— START Entries —

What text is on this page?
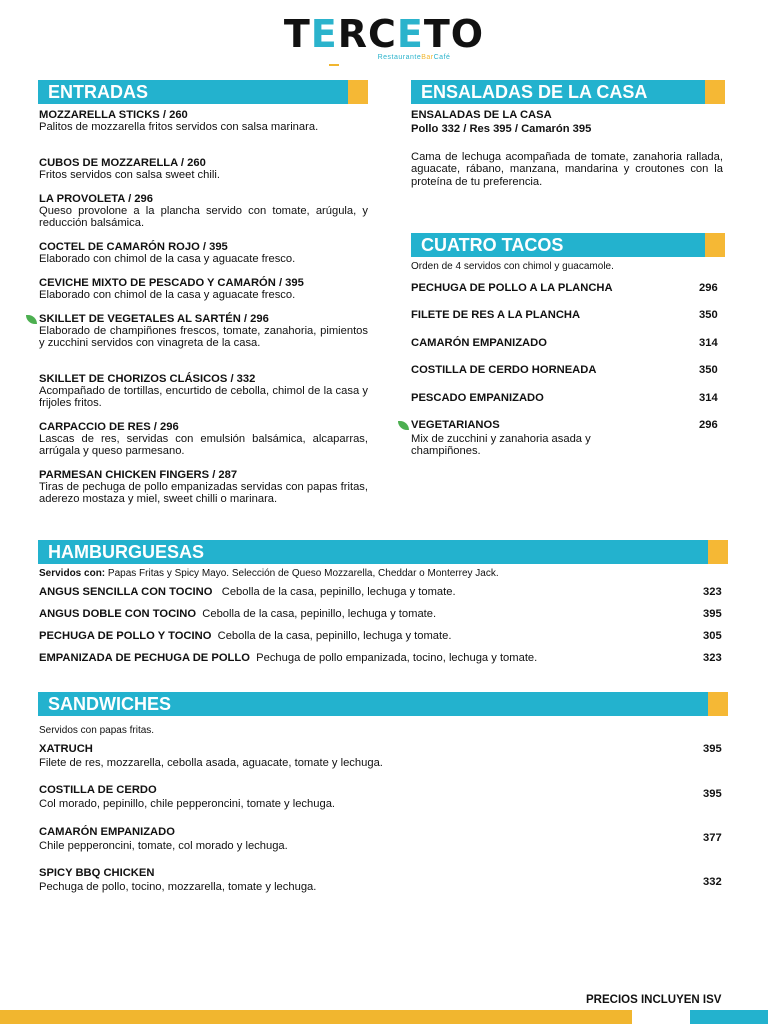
TERCETO
RestauranteBarCafé
ENTRADAS
MOZZARELLA STICKS / 260
Palitos de mozzarella fritos servidos con salsa marinara.
CUBOS DE MOZZARELLA / 260
Fritos servidos con salsa sweet chili.
LA PROVOLETA / 296
Queso provolone a la plancha servido con tomate, arúgula, y reducción balsámica.
COCTEL DE CAMARÓN ROJO / 395
Elaborado con chimol de la casa y aguacate fresco.
CEVICHE MIXTO DE PESCADO Y CAMARÓN / 395
Elaborado con chimol de la casa y aguacate fresco.
SKILLET DE VEGETALES AL SARTÉN / 296
Elaborado de champiñones frescos, tomate, zanahoria, pimientos y zucchini servidos con vinagreta de la casa.
SKILLET DE CHORIZOS CLÁSICOS / 332
Acompañado de tortillas, encurtido de cebolla, chimol de la casa y frijoles fritos.
CARPACCIO DE RES / 296
Lascas de res, servidas con emulsión balsámica, alcaparras, arrúgala y queso parmesano.
PARMESAN CHICKEN FINGERS / 287
Tiras de pechuga de pollo empanizadas servidas con papas fritas, aderezo mostaza y miel, sweet chilli o marinara.
ENSALADAS DE LA CASA
ENSALADAS DE LA CASA
Pollo 332 / Res 395 / Camarón 395
Cama de lechuga acompañada de tomate, zanahoria rallada, aguacate, rábano, manzana, mandarina y croutones con la proteína de tu preferencia.
CUATRO TACOS
Orden de 4 servidos con chimol y guacamole.
PECHUGA DE POLLO A LA PLANCHA	296
FILETE DE RES A LA PLANCHA	350
CAMARÓN EMPANIZADO	314
COSTILLA DE CERDO HORNEADA	350
PESCADO EMPANIZADO	314
VEGETARIANOS	296
Mix de zucchini y zanahoria asada y champiñones.
HAMBURGUESAS
Servidos con: Papas Fritas y Spicy Mayo. Selección de Queso Mozzarella, Cheddar o Monterrey Jack.
ANGUS SENCILLA CON TOCINO Cebolla de la casa, pepinillo, lechuga y tomate.	323
ANGUS DOBLE CON TOCINO Cebolla de la casa, pepinillo, lechuga y tomate.	395
PECHUGA DE POLLO Y TOCINO Cebolla de la casa, pepinillo, lechuga y tomate.	305
EMPANIZADA DE PECHUGA DE POLLO Pechuga de pollo empanizada, tocino, lechuga y tomate.	323
SANDWICHES
Servidos con papas fritas.
XATRUCH
Filete de res, mozzarella, cebolla asada, aguacate, tomate y lechuga.
395
COSTILLA DE CERDO
Col morado, pepinillo, chile pepperoncini, tomate y lechuga.
395
CAMARÓN EMPANIZADO
Chile pepperoncini, tomate, col morado y lechuga.
377
SPICY BBQ CHICKEN
Pechuga de pollo, tocino, mozzarella, tomate y lechuga.	332
PRECIOS INCLUYEN ISV
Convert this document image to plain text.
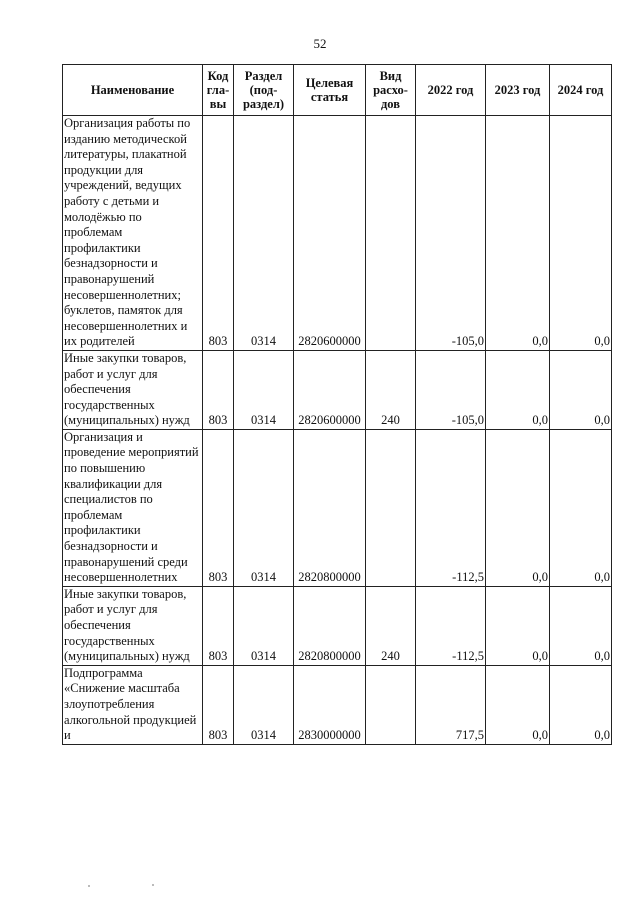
52
Наименование	Код гла-вы	Раздел (под-раздел)	Целевая статья	Вид расхо-дов	2022 год	2023 год	2024 год
Организация работы по изданию методической литературы, плакатной продукции для учреждений, ведущих работу с детьми и молодёжью по проблемам профилактики безнадзорности и правонарушений несовершеннолетних; буклетов, памяток для несовершеннолетних и их родителей	803	0314	2820600000		-105,0	0,0	0,0
Иные закупки товаров, работ и услуг для обеспечения государственных (муниципальных) нужд	803	0314	2820600000	240	-105,0	0,0	0,0
Организация и проведение мероприятий по повышению квалификации для специалистов по проблемам профилактики безнадзорности и правонарушений среди несовершеннолетних	803	0314	2820800000		-112,5	0,0	0,0
Иные закупки товаров, работ и услуг для обеспечения государственных (муниципальных) нужд	803	0314	2820800000	240	-112,5	0,0	0,0
Подпрограмма «Снижение масштаба злоупотребления алкогольной продукцией и	803	0314	2830000000		717,5	0,0	0,0
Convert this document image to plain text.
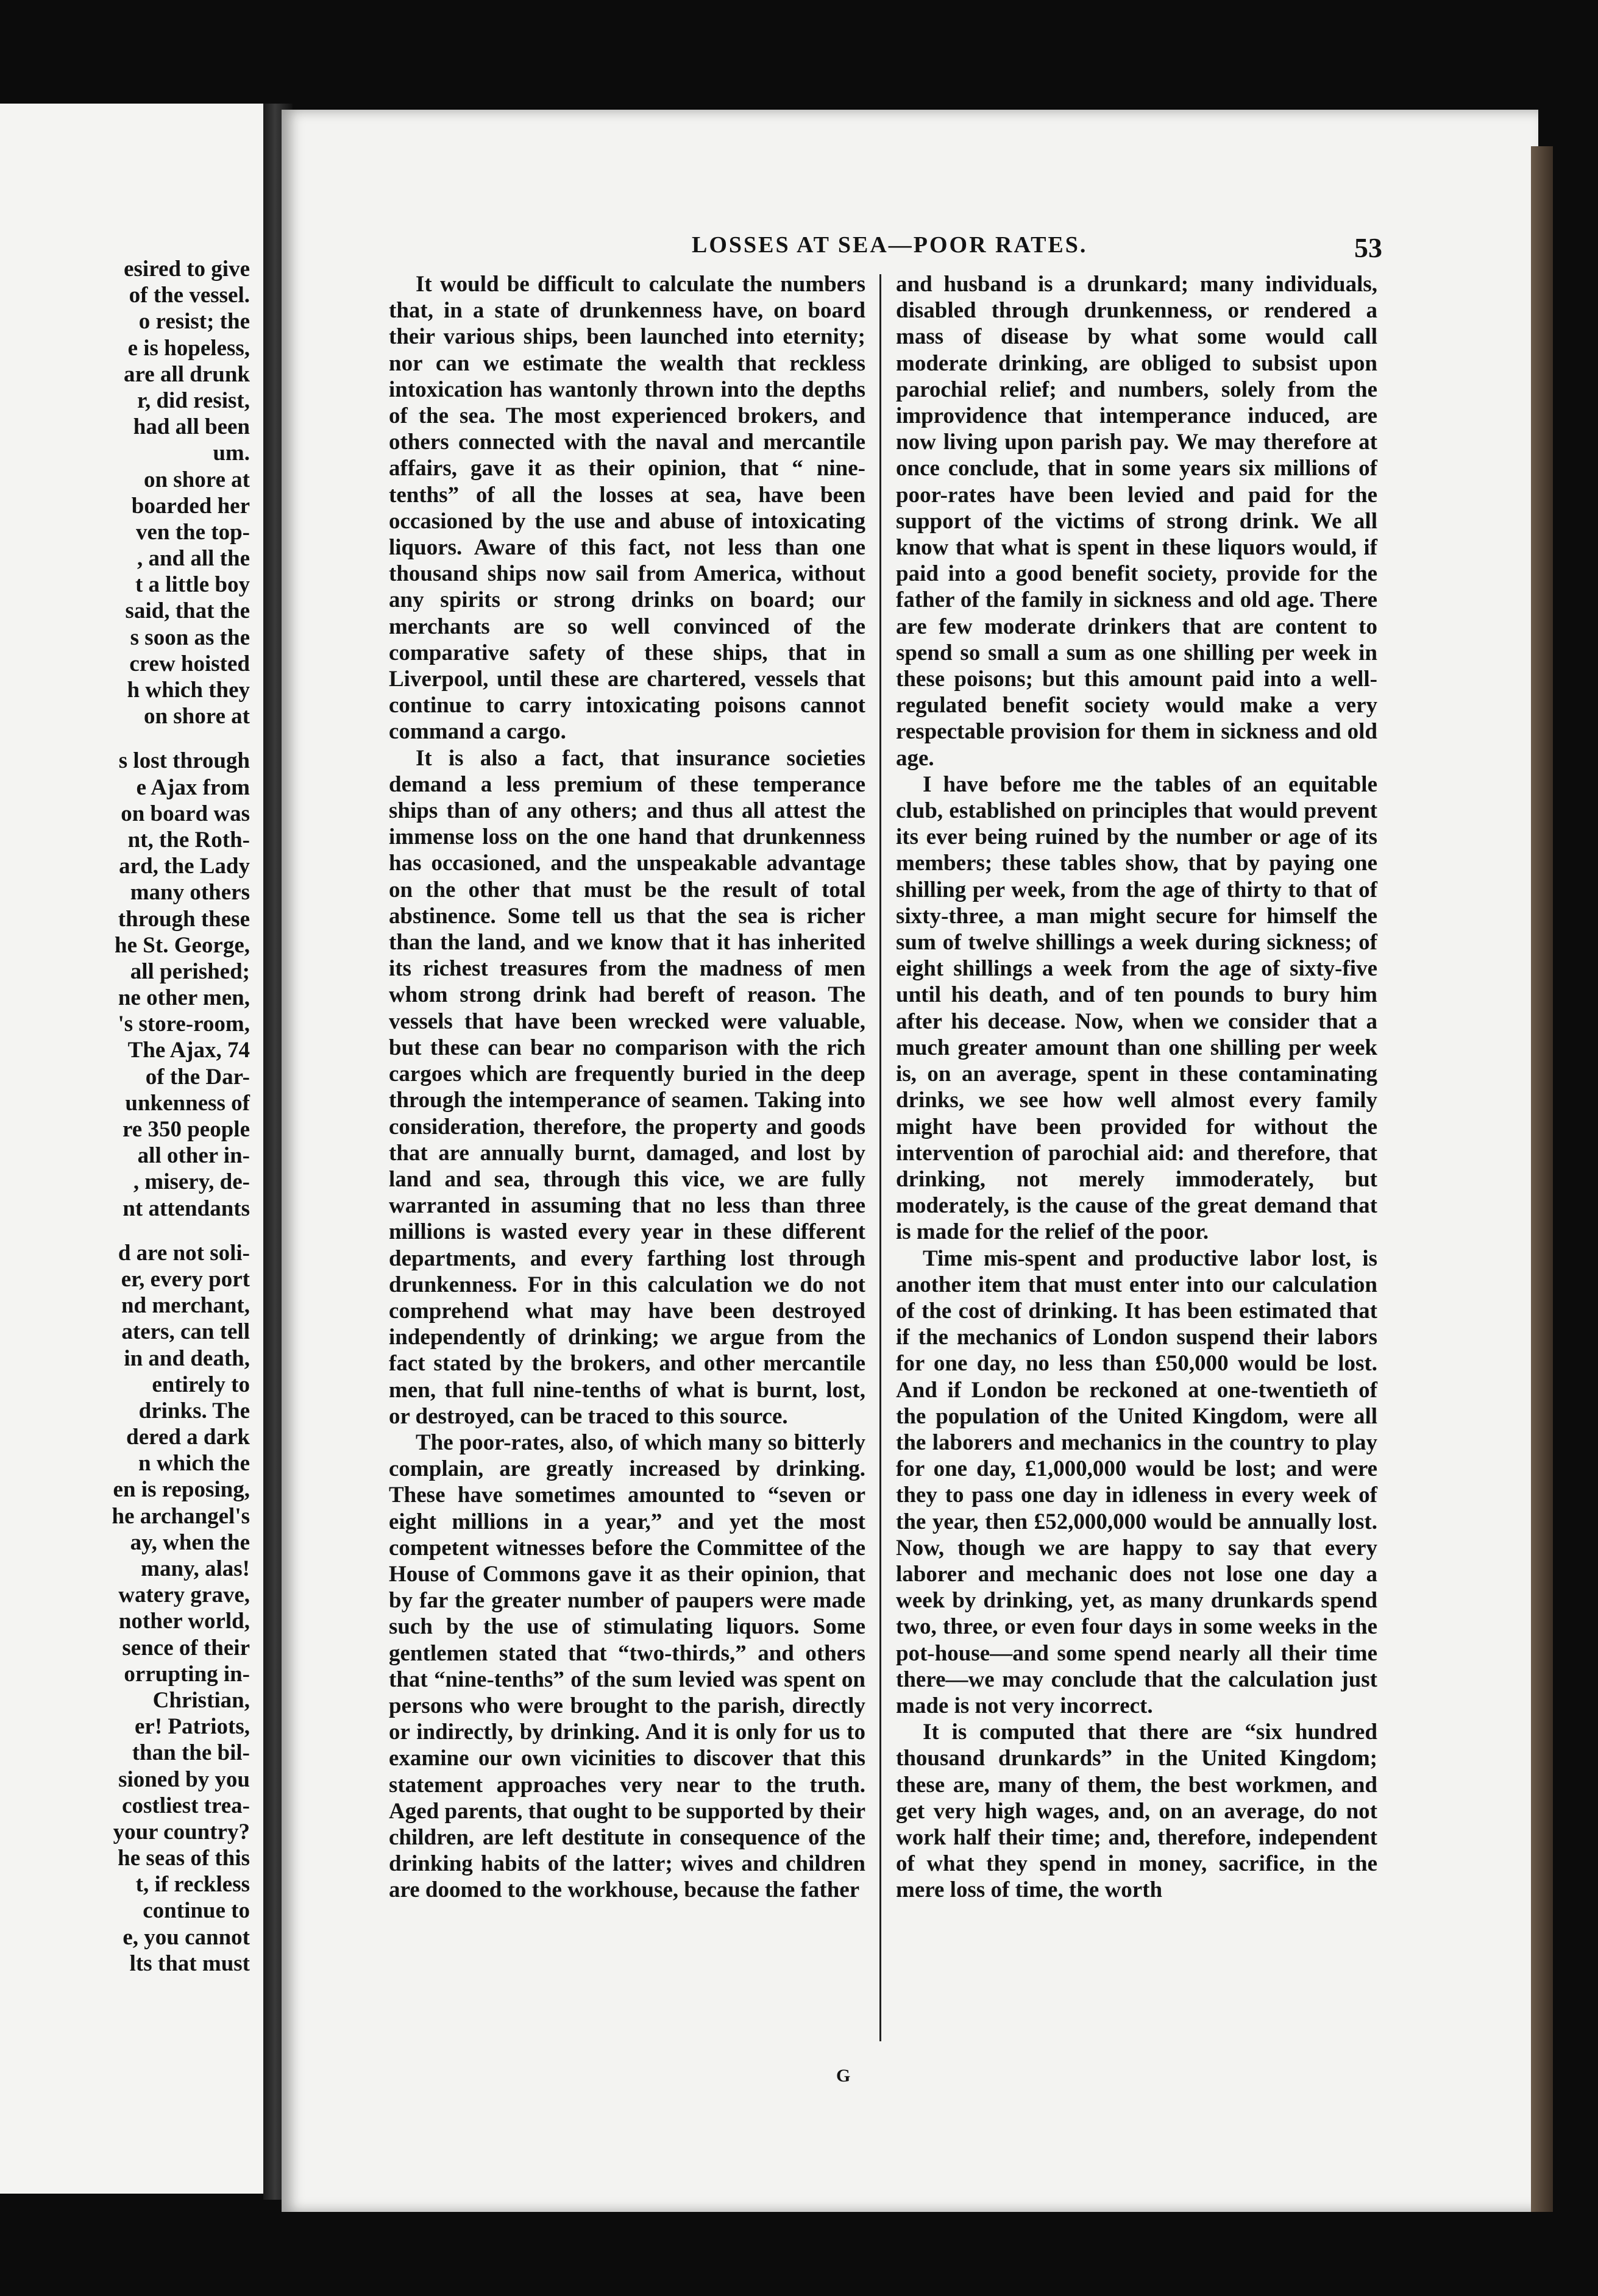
esired to give
of the vessel.
o resist; the
e is hopeless,
are all drunk
r, did resist,
had all been
um.
on shore at
boarded her
ven the top-
, and all the
t a little boy
said, that the
s soon as the
crew hoisted
h which they
on shore at
s lost through
e Ajax from
on board was
nt, the Roth-
ard, the Lady
many others
through these
he St. George,
all perished;
ne other men,
's store-room,
The Ajax, 74
of the Dar-
unkenness of
re 350 people
all other in-
, misery, de-
nt attendants
d are not soli-
er, every port
nd merchant,
aters, can tell
in and death,
entirely to
drinks. The
dered a dark
n which the
en is reposing,
he archangel's
ay, when the
many, alas!
watery grave,
nother world,
sence of their
orrupting in-
Christian,
er! Patriots,
than the bil-
sioned by you
costliest trea-
your country?
he seas of this
t, if reckless
continue to
e, you cannot
lts that must
LOSSES AT SEA—POOR RATES.	53

It would be difficult to calculate the numbers that, in a state of drunkenness have, on board their various ships, been launched into eternity; nor can we estimate the wealth that reckless intoxication has wantonly thrown into the depths of the sea. The most experienced brokers, and others connected with the naval and mercantile affairs, gave it as their opinion, that “ nine-tenths” of all the losses at sea, have been occasioned by the use and abuse of intoxicating liquors. Aware of this fact, not less than one thousand ships now sail from America, without any spirits or strong drinks on board; our merchants are so well convinced of the comparative safety of these ships, that in Liverpool, until these are chartered, vessels that continue to carry intoxicating poisons cannot command a cargo.

It is also a fact, that insurance societies demand a less premium of these temperance ships than of any others; and thus all attest the immense loss on the one hand that drunkenness has occasioned, and the unspeakable advantage on the other that must be the result of total abstinence. Some tell us that the sea is richer than the land, and we know that it has inherited its richest treasures from the madness of men whom strong drink had bereft of reason. The vessels that have been wrecked were valuable, but these can bear no comparison with the rich cargoes which are frequently buried in the deep through the intemperance of seamen. Taking into consideration, therefore, the property and goods that are annually burnt, damaged, and lost by land and sea, through this vice, we are fully warranted in assuming that no less than three millions is wasted every year in these different departments, and every farthing lost through drunkenness. For in this calculation we do not comprehend what may have been destroyed independently of drinking; we argue from the fact stated by the brokers, and other mercantile men, that full nine-tenths of what is burnt, lost, or destroyed, can be traced to this source.

The poor-rates, also, of which many so bitterly complain, are greatly increased by drinking. These have sometimes amounted to “seven or eight millions in a year,” and yet the most competent witnesses before the Committee of the House of Commons gave it as their opinion, that by far the greater number of paupers were made such by the use of stimulating liquors. Some gentlemen stated that “two-thirds,” and others that “nine-tenths” of the sum levied was spent on persons who were brought to the parish, directly or indirectly, by drinking. And it is only for us to examine our own vicinities to discover that this statement approaches very near to the truth. Aged parents, that ought to be supported by their children, are left destitute in consequence of the drinking habits of the latter; wives and children are doomed to the workhouse, because the father

and husband is a drunkard; many individuals, disabled through drunkenness, or rendered a mass of disease by what some would call moderate drinking, are obliged to subsist upon parochial relief; and numbers, solely from the improvidence that intemperance induced, are now living upon parish pay. We may therefore at once conclude, that in some years six millions of poor-rates have been levied and paid for the support of the victims of strong drink. We all know that what is spent in these liquors would, if paid into a good benefit society, provide for the father of the family in sickness and old age. There are few moderate drinkers that are content to spend so small a sum as one shilling per week in these poisons; but this amount paid into a well-regulated benefit society would make a very respectable provision for them in sickness and old age.

I have before me the tables of an equitable club, established on principles that would prevent its ever being ruined by the number or age of its members; these tables show, that by paying one shilling per week, from the age of thirty to that of sixty-three, a man might secure for himself the sum of twelve shillings a week during sickness; of eight shillings a week from the age of sixty-five until his death, and of ten pounds to bury him after his decease. Now, when we consider that a much greater amount than one shilling per week is, on an average, spent in these contaminating drinks, we see how well almost every family might have been provided for without the intervention of parochial aid: and therefore, that drinking, not merely immoderately, but moderately, is the cause of the great demand that is made for the relief of the poor.

Time mis-spent and productive labor lost, is another item that must enter into our calculation of the cost of drinking. It has been estimated that if the mechanics of London suspend their labors for one day, no less than £50,000 would be lost. And if London be reckoned at one-twentieth of the population of the United Kingdom, were all the laborers and mechanics in the country to play for one day, £1,000,000 would be lost; and were they to pass one day in idleness in every week of the year, then £52,000,000 would be annually lost. Now, though we are happy to say that every laborer and mechanic does not lose one day a week by drinking, yet, as many drunkards spend two, three, or even four days in some weeks in the pot-house—and some spend nearly all their time there—we may conclude that the calculation just made is not very incorrect.

It is computed that there are “six hundred thousand drunkards” in the United Kingdom; these are, many of them, the best workmen, and get very high wages, and, on an average, do not work half their time; and, therefore, independent of what they spend in money, sacrifice, in the mere loss of time, the worth

G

— END Entries —

Set task.
Copy each line of the listing that includes "услуг".

The completed task.
Иные закупки товаров, работ и услуг для обеспечения государственных (муниципальных) нужд	803	0314	2820600000	240	-105,0	0,0	0,0
Иные закупки товаров, работ и услуг для обеспечения государственных (муниципальных) нужд	803	0314	2820800000	240	-112,5	0,0	0,0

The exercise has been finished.